**SET EXERCISE:** Copy each line below that contains "Curve".

**SOURCE MATERIAL:**
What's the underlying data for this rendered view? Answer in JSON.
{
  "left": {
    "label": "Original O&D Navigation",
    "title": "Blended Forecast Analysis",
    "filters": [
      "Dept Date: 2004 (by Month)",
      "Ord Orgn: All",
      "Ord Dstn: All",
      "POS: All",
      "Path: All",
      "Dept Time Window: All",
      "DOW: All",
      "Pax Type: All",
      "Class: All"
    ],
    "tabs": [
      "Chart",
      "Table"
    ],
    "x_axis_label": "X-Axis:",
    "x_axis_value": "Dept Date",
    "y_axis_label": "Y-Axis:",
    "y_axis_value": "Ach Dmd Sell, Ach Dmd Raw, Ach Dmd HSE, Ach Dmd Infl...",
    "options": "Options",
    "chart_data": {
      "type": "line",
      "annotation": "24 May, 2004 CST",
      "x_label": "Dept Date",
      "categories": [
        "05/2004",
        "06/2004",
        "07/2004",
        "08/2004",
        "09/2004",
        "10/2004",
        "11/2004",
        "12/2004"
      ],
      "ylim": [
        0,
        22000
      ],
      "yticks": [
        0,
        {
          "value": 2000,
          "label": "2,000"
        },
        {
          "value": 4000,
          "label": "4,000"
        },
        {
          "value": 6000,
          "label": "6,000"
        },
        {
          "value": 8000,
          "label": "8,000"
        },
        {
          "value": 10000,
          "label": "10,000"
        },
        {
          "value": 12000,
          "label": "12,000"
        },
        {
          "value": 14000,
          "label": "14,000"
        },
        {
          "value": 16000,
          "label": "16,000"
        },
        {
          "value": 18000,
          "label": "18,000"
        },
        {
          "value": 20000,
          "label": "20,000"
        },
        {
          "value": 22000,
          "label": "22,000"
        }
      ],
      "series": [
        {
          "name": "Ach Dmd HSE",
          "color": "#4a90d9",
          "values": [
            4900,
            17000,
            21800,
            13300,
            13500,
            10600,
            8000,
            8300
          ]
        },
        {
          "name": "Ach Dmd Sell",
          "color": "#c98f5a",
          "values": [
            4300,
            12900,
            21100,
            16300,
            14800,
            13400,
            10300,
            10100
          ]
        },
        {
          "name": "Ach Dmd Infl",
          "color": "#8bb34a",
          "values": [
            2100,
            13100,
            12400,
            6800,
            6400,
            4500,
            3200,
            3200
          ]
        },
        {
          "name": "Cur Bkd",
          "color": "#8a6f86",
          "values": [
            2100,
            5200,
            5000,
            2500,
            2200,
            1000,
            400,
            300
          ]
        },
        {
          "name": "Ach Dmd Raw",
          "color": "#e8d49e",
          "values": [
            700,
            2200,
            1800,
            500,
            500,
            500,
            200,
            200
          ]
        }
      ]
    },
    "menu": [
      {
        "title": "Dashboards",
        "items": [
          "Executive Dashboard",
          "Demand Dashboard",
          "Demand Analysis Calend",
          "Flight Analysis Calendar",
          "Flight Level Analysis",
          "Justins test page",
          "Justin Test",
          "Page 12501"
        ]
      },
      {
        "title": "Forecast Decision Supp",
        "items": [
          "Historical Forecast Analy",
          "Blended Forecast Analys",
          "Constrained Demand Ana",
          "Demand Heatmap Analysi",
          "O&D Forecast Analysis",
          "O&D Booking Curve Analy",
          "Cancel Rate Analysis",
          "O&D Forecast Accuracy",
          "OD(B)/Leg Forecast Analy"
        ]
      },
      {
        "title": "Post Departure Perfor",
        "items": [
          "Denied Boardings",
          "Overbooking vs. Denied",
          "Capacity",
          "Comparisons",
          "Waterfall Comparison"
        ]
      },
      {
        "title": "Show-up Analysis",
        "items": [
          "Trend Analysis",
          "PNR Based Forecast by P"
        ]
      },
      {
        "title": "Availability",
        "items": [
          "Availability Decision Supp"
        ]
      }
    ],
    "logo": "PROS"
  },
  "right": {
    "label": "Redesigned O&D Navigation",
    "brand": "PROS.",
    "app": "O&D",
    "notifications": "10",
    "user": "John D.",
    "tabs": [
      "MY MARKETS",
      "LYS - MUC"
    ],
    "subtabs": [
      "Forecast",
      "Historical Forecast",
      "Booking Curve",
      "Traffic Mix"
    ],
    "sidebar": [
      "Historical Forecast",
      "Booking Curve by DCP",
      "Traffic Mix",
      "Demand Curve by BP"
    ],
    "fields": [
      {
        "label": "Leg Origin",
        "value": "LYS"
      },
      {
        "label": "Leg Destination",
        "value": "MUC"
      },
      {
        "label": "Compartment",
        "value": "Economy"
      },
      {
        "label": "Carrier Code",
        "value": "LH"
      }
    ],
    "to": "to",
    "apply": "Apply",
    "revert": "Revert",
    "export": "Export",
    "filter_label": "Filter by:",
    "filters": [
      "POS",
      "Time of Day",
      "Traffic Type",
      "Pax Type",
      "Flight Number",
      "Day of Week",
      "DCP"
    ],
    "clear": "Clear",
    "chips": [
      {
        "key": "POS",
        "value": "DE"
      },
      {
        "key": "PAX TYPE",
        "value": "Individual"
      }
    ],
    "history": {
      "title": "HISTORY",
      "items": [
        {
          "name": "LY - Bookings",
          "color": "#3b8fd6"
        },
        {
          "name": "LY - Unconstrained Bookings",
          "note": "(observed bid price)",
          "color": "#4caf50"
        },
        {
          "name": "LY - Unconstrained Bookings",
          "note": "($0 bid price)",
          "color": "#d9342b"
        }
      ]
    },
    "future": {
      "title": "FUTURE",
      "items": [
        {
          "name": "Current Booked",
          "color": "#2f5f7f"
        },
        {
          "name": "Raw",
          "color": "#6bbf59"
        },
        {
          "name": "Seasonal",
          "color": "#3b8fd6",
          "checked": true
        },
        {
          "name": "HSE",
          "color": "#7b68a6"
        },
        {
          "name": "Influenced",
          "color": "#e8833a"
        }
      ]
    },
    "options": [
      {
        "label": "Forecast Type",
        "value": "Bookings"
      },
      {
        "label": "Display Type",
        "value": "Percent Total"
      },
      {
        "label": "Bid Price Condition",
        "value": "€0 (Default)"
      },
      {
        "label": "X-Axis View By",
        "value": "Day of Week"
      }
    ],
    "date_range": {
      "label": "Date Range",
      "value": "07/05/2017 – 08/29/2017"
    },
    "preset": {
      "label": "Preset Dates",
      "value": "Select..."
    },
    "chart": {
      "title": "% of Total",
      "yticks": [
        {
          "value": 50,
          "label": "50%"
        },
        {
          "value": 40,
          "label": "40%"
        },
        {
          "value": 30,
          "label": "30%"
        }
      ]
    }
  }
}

**SOLUTION FOR THIS PROBLEM:**
          "O&D Booking Curve Analy",
      "Booking Curve",
      "Booking Curve by DCP",
      "Demand Curve by BP"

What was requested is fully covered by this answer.